# start of RECORD EXTRACTS
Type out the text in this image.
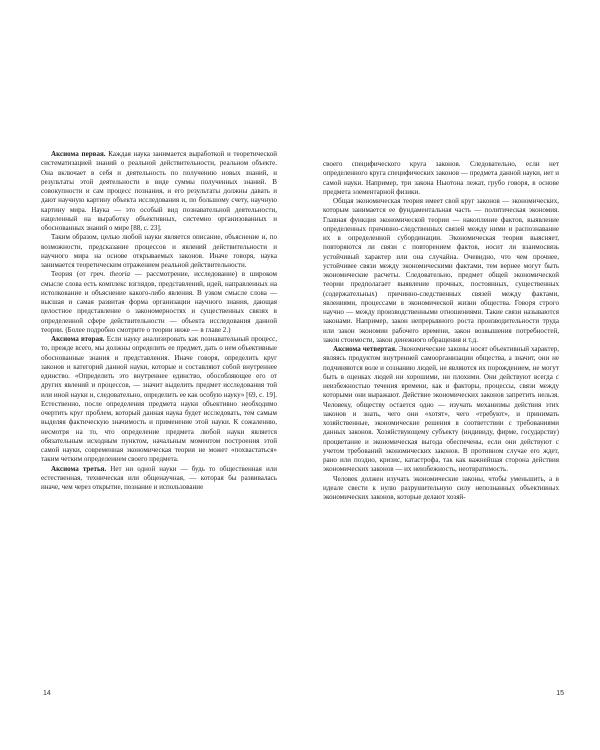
Аксиома первая. Каждая наука занимается выработкой и теоретической систематизацией знаний о реальной действительности, реальном объекте. Она включает в себя и деятельность по получению новых знаний, и результаты этой деятельности в виде суммы полученных знаний. В совокупности и сам процесс познания, и его результаты должны давать и дают научную картину объекта исследования и, по большому счету, научную картину мира. Наука — это особый вид познавательной деятельности, нацеленный на выработку объективных, системно организованных и обоснованных знаний о мире [88, с. 23].

Таким образом, целью любой науки является описание, объяснение и, по возможности, предсказание процессов и явлений действительности и научного мира на основе открываемых законов. Иначе говоря, наука занимается теоретическим отражением реальной действительности.

Теория (от греч. theoria — рассмотрение, исследование) в широком смысле слова есть комплекс взглядов, представлений, идей, направленных на истолкование и объяснение какого-либо явления. В узком смысле слова — высшая и самая развитая форма организации научного знания, дающая целостное представление о закономерностях и существенных связях в определенной сфере действительности — объекта исследования данной теории. (Более подробно смотрите о теории ниже — в главе 2.)

Аксиома вторая. Если науку анализировать как познавательный процесс, то, прежде всего, мы должны определить ее предмет, дать о нем объективные обоснованные знания и представления. Иначе говоря, определить круг законов и категорий данной науки, которые и составляют собой внутреннее единство. «Определить это внутреннее единство, обособляющее его от других явлений и процессов, — значит выделить предмет исследования той или иной науки и, следовательно, определить ее как особую науку» [69, с. 19]. Естественно, после определения предмета науки объективно необходимо очертить круг проблем, который данная наука будет исследовать, тем самым выделяя фактическую значимость и применение этой науки. К сожалению, несмотря на то, что определение предмета любой науки является обязательным исходным пунктом, начальным моментом построения этой самой науки, современная экономическая теория не может «похвастаться» таким четким определением своего предмета.

Аксиома третья. Нет ни одной науки — будь то общественная или естественная, техническая или общенаучная, — которая бы развивалась иначе, чем через открытие, познание и использование

14

своего специфического круга законов. Следовательно, если нет определенного круга специфических законов — предмета данной науки, нет и самой науки. Например, три закона Ньютона лежат, грубо говоря, в основе предмета элементарной физики.

Общая экономическая теория имеет свой круг законов — экономических, которым занимается ее фундаментальная часть — политическая экономия. Главная функция экономической теории — накопление фактов, выявление определенных причинно-следственных связей между ними и распознавание их в определенной субординации. Экономическая теория выясняет, повторяются ли связи с повторением фактов, носит ли взаимосвязь устойчивый характер или она случайна. Очевидно, что чем прочнее, устойчивее связи между экономическими фактами, тем вернее могут быть экономические расчеты. Следовательно, предмет общей экономической теории предполагает выявление прочных, постоянных, существенных (содержательных) причинно-следственных связей между фактами, явлениями, процессами в экономической жизни общества. Говоря строго научно — между производственными отношениями. Такие связи называются законами. Например, закон непрерывного роста производительности труда или закон экономии рабочего времени, закон возвышения потребностей, закон стоимости, закон денежного обращения и т.д.

Аксиома четвертая. Экономические законы носят объективный характер, являясь продуктом внутренней самоорганизации общества, а значит, они не подчиняются воле и сознанию людей, не являются их порождением, не могут быть в оценках людей ни хорошими, ни плохими. Они действуют всегда с неизбежностью течения времени, как и факторы, процессы, связи между которыми они выражают. Действие экономических законов запретить нельзя. Человеку, обществу остается одно — изучать механизмы действия этих законов и знать, чего они «хотят», чего «требуют», и принимать хозяйственные, экономические решения в соответствии с требованиями данных законов. Хозяйствующему субъекту (индивиду, фирме, государству) процветание и экономическая выгода обеспечены, если они действуют с учетом требований экономических законов. В противном случае его ждет, рано или поздно, кризис, катастрофа, так как важнейшая сторона действия экономических законов — их неизбежность, неотвратимость.

Человек должен изучать экономические законы, чтобы уменьшить, а в идеале свести к нулю разрушительную силу непознанных объективных экономических законов, которые делают хозяй-

15
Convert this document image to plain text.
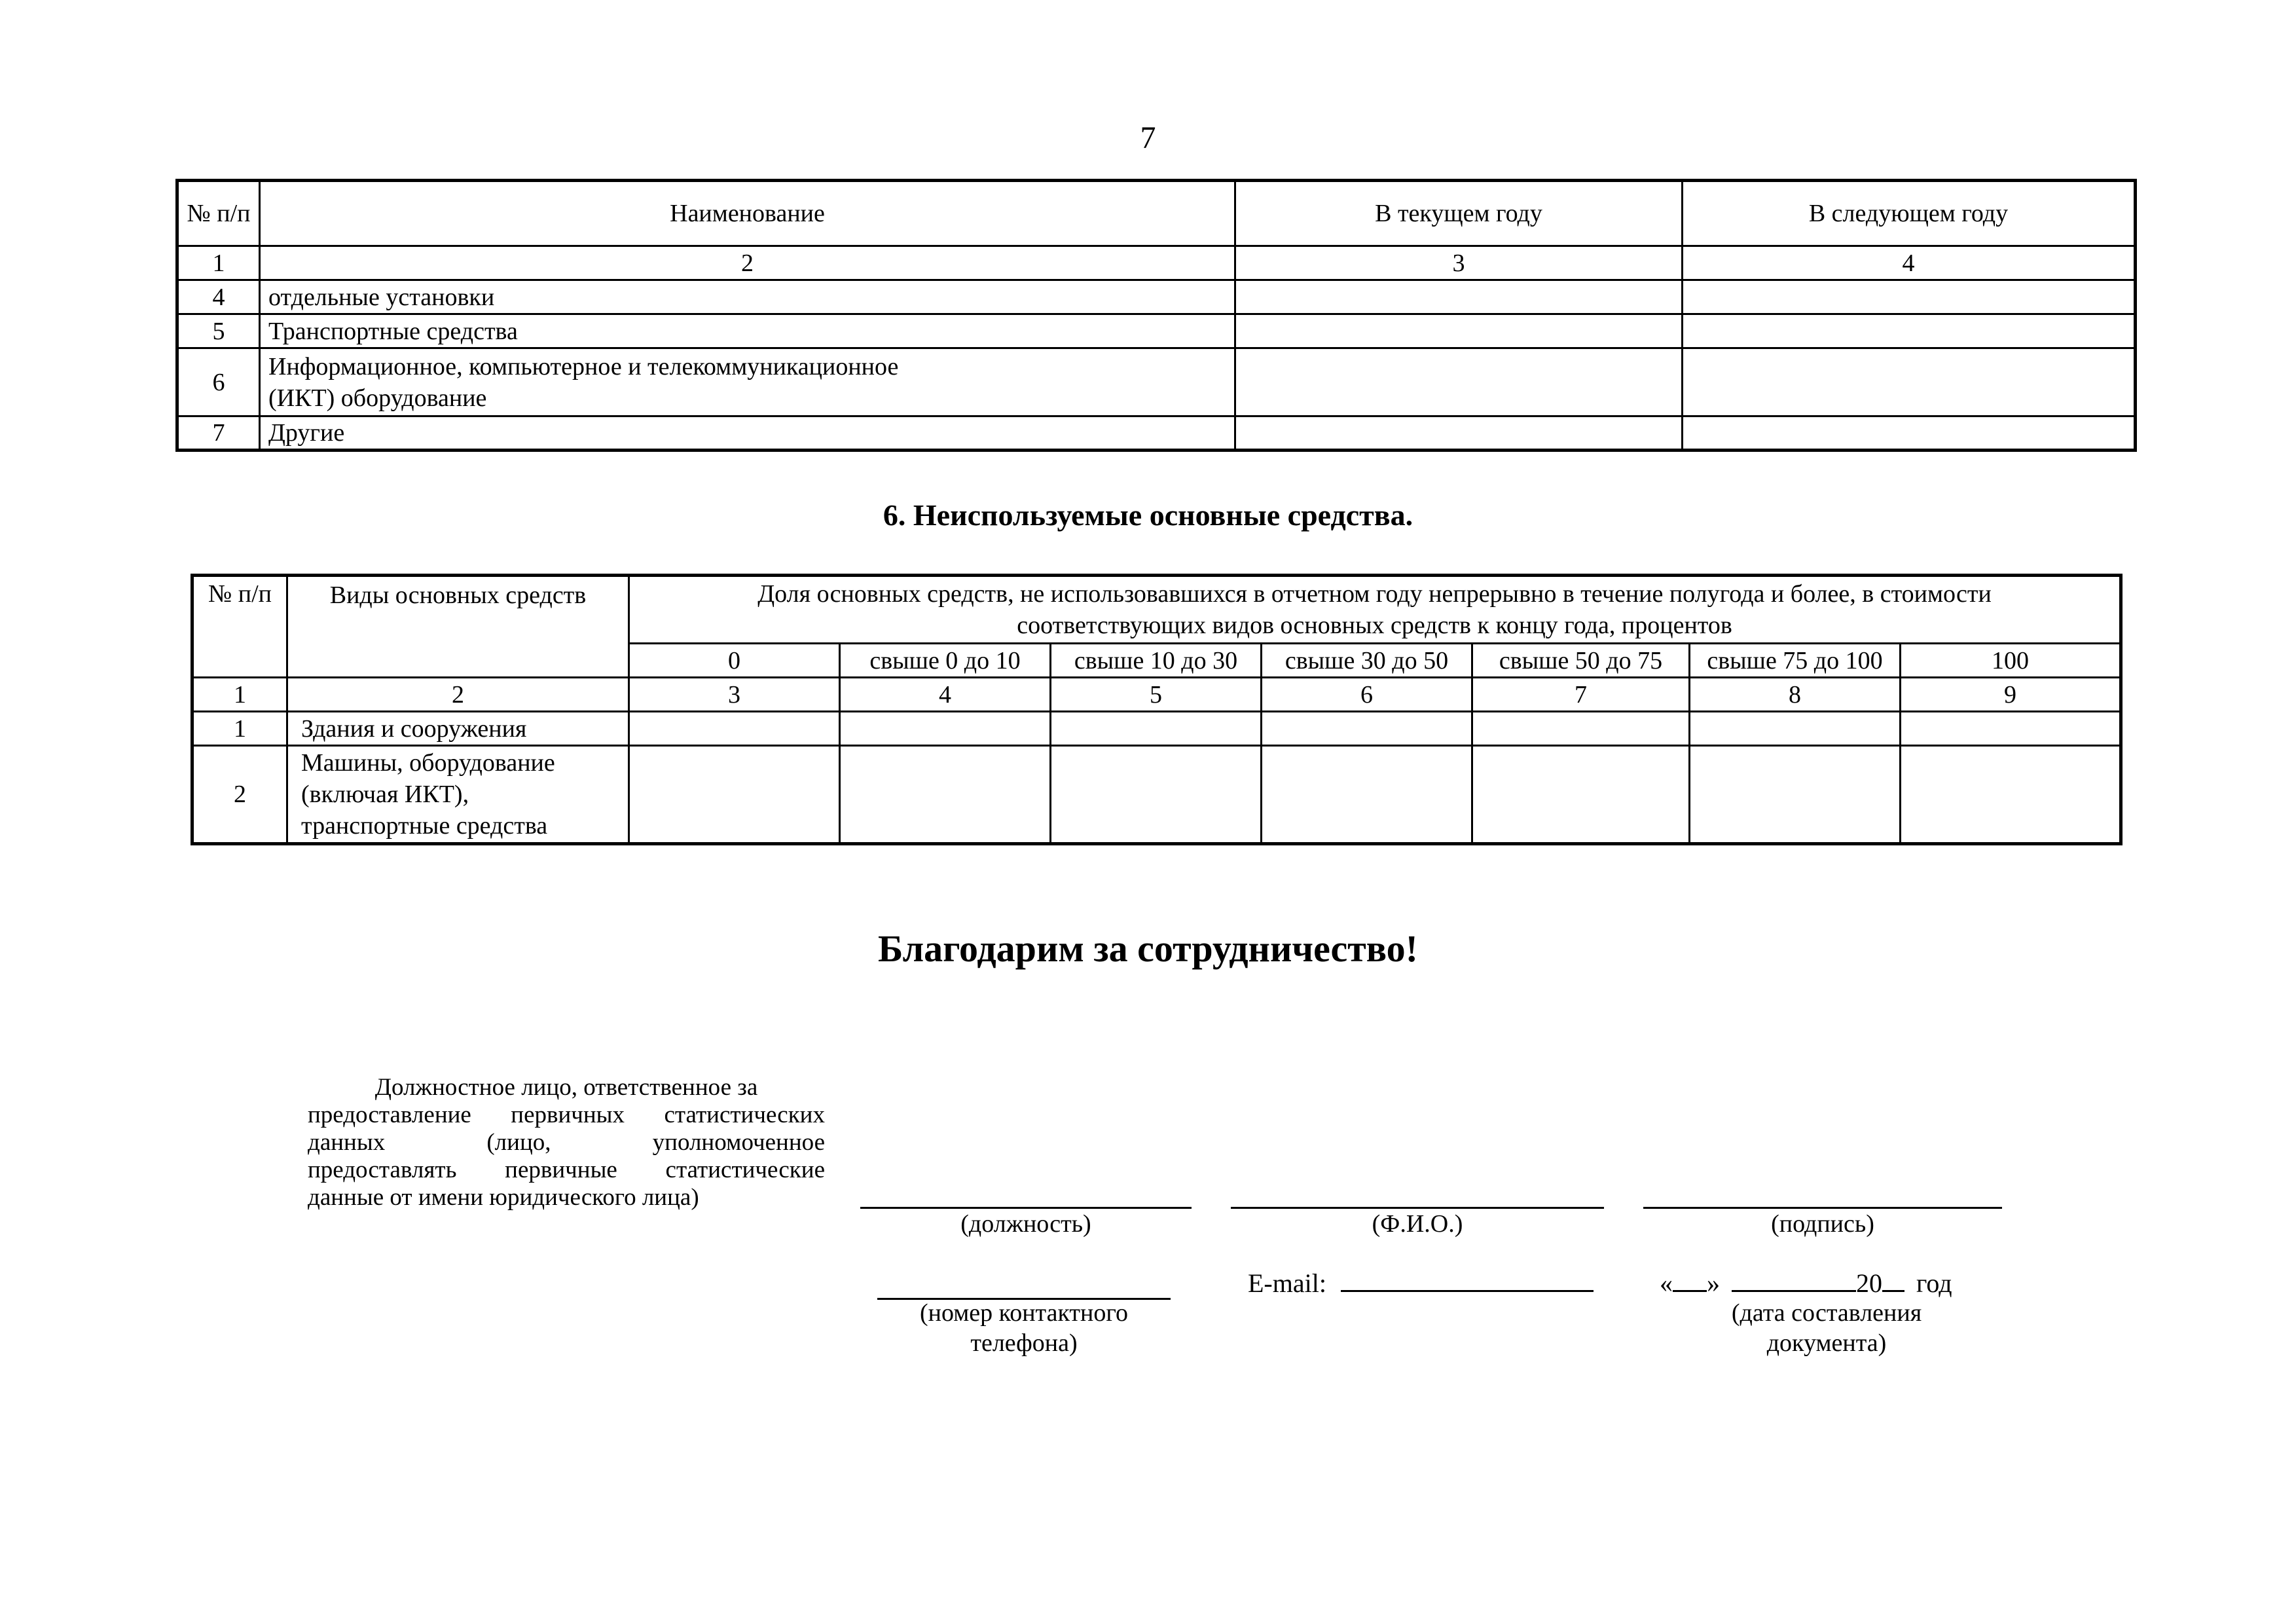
7
№ п/п	Наименование	В текущем году	В следующем году
1	2	3	4
4	отдельные установки		
5	Транспортные средства		
6	Информационное, компьютерное и телекоммуникационное (ИКТ) оборудование		
7	Другие		
6. Неиспользуемые основные средства.
№ п/п	Виды основных средств	Доля основных средств, не использовавшихся в отчетном году непрерывно в течение полугода и более, в стоимости соответствующих видов основных средств к концу года, процентов						
		0	свыше 0 до 10	свыше 10 до 30	свыше 30 до 50	свыше 50 до 75	свыше 75 до 100	100
1	2	3	4	5	6	7	8	9
1	Здания и сооружения							
2	Машины, оборудование (включая ИКТ), транспортные средства							
Благодарим за сотрудничество!
Должностное лицо, ответственное за
предоставление первичных статистических
данных (лицо, уполномоченное
предоставлять первичные статистические
данные от имени юридического лица)
(должность)	(Ф.И.О.)	(подпись)
(номер контактного
телефона)
E-mail:	« »	20 год
(дата составления
документа)
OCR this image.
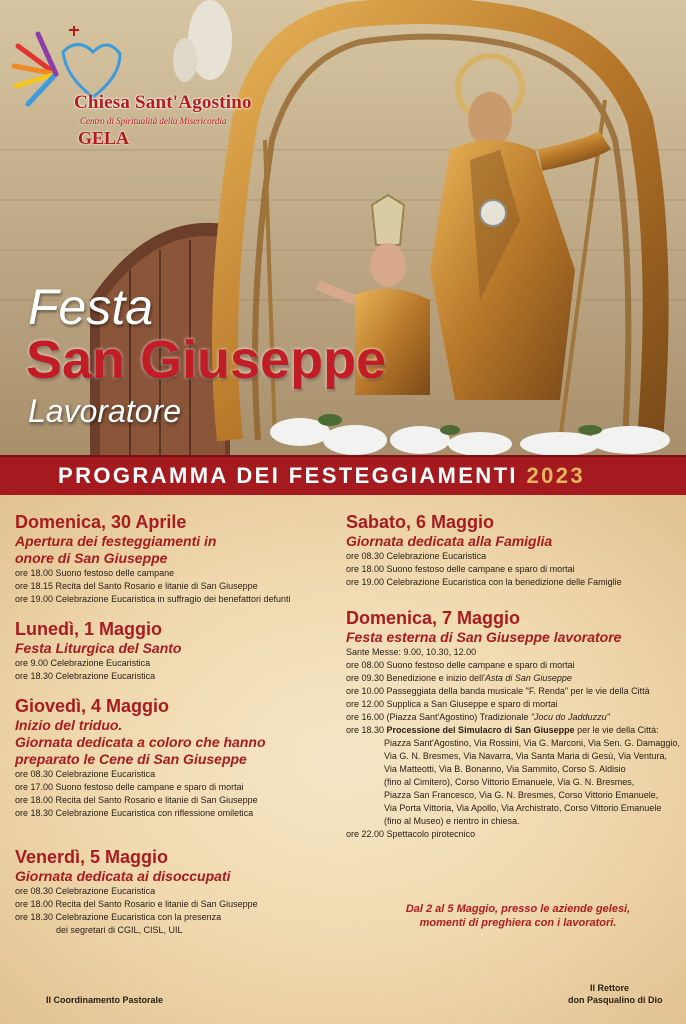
Chiesa Sant'Agostino
Centro di Spiritualità della Misericordia
GELA
Festa
San Giuseppe
Lavoratore
PROGRAMMA DEI FESTEGGIAMENTI 2023
Domenica, 30 Aprile
Apertura dei festeggiamenti in onore di San Giuseppe
ore 18.00 Suono festoso delle campane
ore 18.15 Recita del Santo Rosario e litanie di San Giuseppe
ore 19.00 Celebrazione Eucaristica in suffragio dei benefattori defunti
Lunedì, 1 Maggio
Festa Liturgica del Santo
ore 9.00 Celebrazione Eucaristica
ore 18.30 Celebrazione Eucaristica
Giovedì, 4 Maggio
Inizio del triduo.
Giornata dedicata a coloro che hanno preparato le Cene di San Giuseppe
ore 08.30 Celebrazione Eucaristica
ore 17.00 Suono festoso delle campane e sparo di mortai
ore 18.00 Recita del Santo Rosario e litanie di San Giuseppe
ore 18.30 Celebrazione Eucaristica con riflessione omiletica
Venerdì, 5 Maggio
Giornata dedicata ai disoccupati
ore 08.30 Celebrazione Eucaristica
ore 18.00 Recita del Santo Rosario e litanie di San Giuseppe
ore 18.30 Celebrazione Eucaristica con la presenza
dei segretari di CGIL, CISL, UIL
Sabato, 6 Maggio
Giornata dedicata alla Famiglia
ore 08.30 Celebrazione Eucaristica
ore 18.00 Suono festoso delle campane e sparo di mortai
ore 19.00 Celebrazione Eucaristica con la benedizione delle Famiglie
Domenica, 7 Maggio
Festa esterna di San Giuseppe lavoratore
Sante Messe: 9.00, 10.30, 12.00
ore 08.00 Suono festoso delle campane e sparo di mortai
ore 09.30 Benedizione e inizio dell'Asta di San Giuseppe
ore 10.00 Passeggiata della banda musicale "F. Renda" per le vie della Città
ore 12.00 Supplica a San Giuseppe e sparo di mortai
ore 16.00 (Piazza Sant'Agostino) Tradizionale "Jocu do Jadduzzu"
ore 18.30 Processione del Simulacro di San Giuseppe per le vie della Città:
Piazza Sant'Agostino, Via Rossini, Via G. Marconi, Via Sen. G. Damaggio,
Via G. N. Bresmes, Via Navarra, Via Santa Maria di Gesù, Via Ventura,
Via Matteotti, Via B. Bonanno, Via Sammito, Corso S. Aldisio
(fino al Cimitero), Corso Vittorio Emanuele, Via G. N. Bresmes,
Piazza San Francesco, Via G. N. Bresmes, Corso Vittorio Emanuele,
Via Porta Vittoria, Via Apollo, Via Archistrato, Corso Vittorio Emanuele
(fino al Museo) e rientro in chiesa.
ore 22.00 Spettacolo pirotecnico
Dal 2 al 5 Maggio, presso le aziende gelesi,
momenti di preghiera con i lavoratori.
Il Coordinamento Pastorale
Il Rettore
don Pasqualino di Dio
# end of RECORD EXTRACTS
WORK INSTRUCTIONS »
Transcribe the full listing above exactly as it stands, minus the pictures.

SOLUTION FOR THIS PROBLEM »
Type out the text in this image.
Аксиома первая. Каждая наука занимается выработкой и теоретической систематизацией знаний о реальной действительности, реальном объекте. Она включает в себя и деятельность по получению новых знаний, и результаты этой деятельности в виде суммы полученных знаний. В совокупности и сам процесс познания, и его результаты должны давать и дают научную картину объекта исследования и, по большому счету, научную картину мира. Наука — это особый вид познавательной деятельности, нацеленный на выработку объективных, системно организованных и обоснованных знаний о мире [88, с. 23].

Таким образом, целью любой науки является описание, объяснение и, по возможности, предсказание процессов и явлений действительности и научного мира на основе открываемых законов. Иначе говоря, наука занимается теоретическим отражением реальной действительности.

Теория (от греч. theoria — рассмотрение, исследование) в широком смысле слова есть комплекс взглядов, представлений, идей, направленных на истолкование и объяснение какого-либо явления. В узком смысле слова — высшая и самая развитая форма организации научного знания, дающая целостное представление о закономерностях и существенных связях в определенной сфере действительности — объекта исследования данной теории. (Более подробно смотрите о теории ниже — в главе 2.)

Аксиома вторая. Если науку анализировать как познавательный процесс, то, прежде всего, мы должны определить ее предмет, дать о нем объективные обоснованные знания и представления. Иначе говоря, определить круг законов и категорий данной науки, которые и составляют собой внутреннее единство. «Определить это внутреннее единство, обособляющее его от других явлений и процессов, — значит выделить предмет исследования той или иной науки и, следовательно, определить ее как особую науку» [69, с. 19]. Естественно, после определения предмета науки объективно необходимо очертить круг проблем, который данная наука будет исследовать, тем самым выделяя фактическую значимость и применение этой науки. К сожалению, несмотря на то, что определение предмета любой науки является обязательным исходным пунктом, начальным моментом построения этой самой науки, современная экономическая теория не может «похвастаться» таким четким определением своего предмета.

Аксиома третья. Нет ни одной науки — будь то общественная или естественная, техническая или общенаучная, — которая бы развивалась иначе, чем через открытие, познание и использование

14

своего специфического круга законов. Следовательно, если нет определенного круга специфических законов — предмета данной науки, нет и самой науки. Например, три закона Ньютона лежат, грубо говоря, в основе предмета элементарной физики.

Общая экономическая теория имеет свой круг законов — экономических, которым занимается ее фундаментальная часть — политическая экономия. Главная функция экономической теории — накопление фактов, выявление определенных причинно-следственных связей между ними и распознавание их в определенной субординации. Экономическая теория выясняет, повторяются ли связи с повторением фактов, носит ли взаимосвязь устойчивый характер или она случайна. Очевидно, что чем прочнее, устойчивее связи между экономическими фактами, тем вернее могут быть экономические расчеты. Следовательно, предмет общей экономической теории предполагает выявление прочных, постоянных, существенных (содержательных) причинно-следственных связей между фактами, явлениями, процессами в экономической жизни общества. Говоря строго научно — между производственными отношениями. Такие связи называются законами. Например, закон непрерывного роста производительности труда или закон экономии рабочего времени, закон возвышения потребностей, закон стоимости, закон денежного обращения и т.д.

Аксиома четвертая. Экономические законы носят объективный характер, являясь продуктом внутренней самоорганизации общества, а значит, они не подчиняются воле и сознанию людей, не являются их порождением, не могут быть в оценках людей ни хорошими, ни плохими. Они действуют всегда с неизбежностью течения времени, как и факторы, процессы, связи между которыми они выражают. Действие экономических законов запретить нельзя. Человеку, обществу остается одно — изучать механизмы действия этих законов и знать, чего они «хотят», чего «требуют», и принимать хозяйственные, экономические решения в соответствии с требованиями данных законов. Хозяйствующему субъекту (индивиду, фирме, государству) процветание и экономическая выгода обеспечены, если они действуют с учетом требований экономических законов. В противном случае его ждет, рано или поздно, кризис, катастрофа, так как важнейшая сторона действия экономических законов — их неизбежность, неотвратимость.

Человек должен изучать экономические законы, чтобы уменьшить, а в идеале свести к нулю разрушительную силу непознанных объективных экономических законов, которые делают хозяй-

15
Convert this document image to plain text.
7
№ п/п	Наименование	В текущем году	В следующем году
1	2	3	4
4	отдельные установки		
5	Транспортные средства		
6	Информационное, компьютерное и телекоммуникационное (ИКТ) оборудование		
7	Другие		
6. Неиспользуемые основные средства.
№ п/п	Виды основных средств	Доля основных средств, не использовавшихся в отчетном году непрерывно в течение полугода и более, в стоимости соответствующих видов основных средств к концу года, процентов						
		0	свыше 0 до 10	свыше 10 до 30	свыше 30 до 50	свыше 50 до 75	свыше 75 до 100	100
1	2	3	4	5	6	7	8	9
1	Здания и сооружения							
2	Машины, оборудование (включая ИКТ), транспортные средства							
Благодарим за сотрудничество!
Должностное лицо, ответственное за
предоставление первичных статистических
данных (лицо, уполномоченное
предоставлять первичные статистические
данные от имени юридического лица)
(должность)	(Ф.И.О.)	(подпись)
(номер контактного
телефона)
E-mail:	« »	20 год
(дата составления
документа)
OCR this image.
Chiesa Sant'Agostino
Centro di Spiritualità della Misericordia
GELA
Festa
San Giuseppe
Lavoratore
PROGRAMMA DEI FESTEGGIAMENTI 2023
Domenica, 30 Aprile
Apertura dei festeggiamenti in onore di San Giuseppe
ore 18.00 Suono festoso delle campane
ore 18.15 Recita del Santo Rosario e litanie di San Giuseppe
ore 19.00 Celebrazione Eucaristica in suffragio dei benefattori defunti
Lunedì, 1 Maggio
Festa Liturgica del Santo
ore 9.00 Celebrazione Eucaristica
ore 18.30 Celebrazione Eucaristica
Giovedì, 4 Maggio
Inizio del triduo.
Giornata dedicata a coloro che hanno preparato le Cene di San Giuseppe
ore 08.30 Celebrazione Eucaristica
ore 17.00 Suono festoso delle campane e sparo di mortai
ore 18.00 Recita del Santo Rosario e litanie di San Giuseppe
ore 18.30 Celebrazione Eucaristica con riflessione omiletica
Venerdì, 5 Maggio
Giornata dedicata ai disoccupati
ore 08.30 Celebrazione Eucaristica
ore 18.00 Recita del Santo Rosario e litanie di San Giuseppe
ore 18.30 Celebrazione Eucaristica con la presenza
dei segretari di CGIL, CISL, UIL
Sabato, 6 Maggio
Giornata dedicata alla Famiglia
ore 08.30 Celebrazione Eucaristica
ore 18.00 Suono festoso delle campane e sparo di mortai
ore 19.00 Celebrazione Eucaristica con la benedizione delle Famiglie
Domenica, 7 Maggio
Festa esterna di San Giuseppe lavoratore
Sante Messe: 9.00, 10.30, 12.00
ore 08.00 Suono festoso delle campane e sparo di mortai
ore 09.30 Benedizione e inizio dell'Asta di San Giuseppe
ore 10.00 Passeggiata della banda musicale "F. Renda" per le vie della Città
ore 12.00 Supplica a San Giuseppe e sparo di mortai
ore 16.00 (Piazza Sant'Agostino) Tradizionale "Jocu do Jadduzzu"
ore 18.30 Processione del Simulacro di San Giuseppe per le vie della Città:
Piazza Sant'Agostino, Via Rossini, Via G. Marconi, Via Sen. G. Damaggio,
Via G. N. Bresmes, Via Navarra, Via Santa Maria di Gesù, Via Ventura,
Via Matteotti, Via B. Bonanno, Via Sammito, Corso S. Aldisio
(fino al Cimitero), Corso Vittorio Emanuele, Via G. N. Bresmes,
Piazza San Francesco, Via G. N. Bresmes, Corso Vittorio Emanuele,
Via Porta Vittoria, Via Apollo, Via Archistrato, Corso Vittorio Emanuele
(fino al Museo) e rientro in chiesa.
ore 22.00 Spettacolo pirotecnico
Dal 2 al 5 Maggio, presso le aziende gelesi,
momenti di preghiera con i lavoratori.
Il Coordinamento Pastorale
Il Rettore
don Pasqualino di Dio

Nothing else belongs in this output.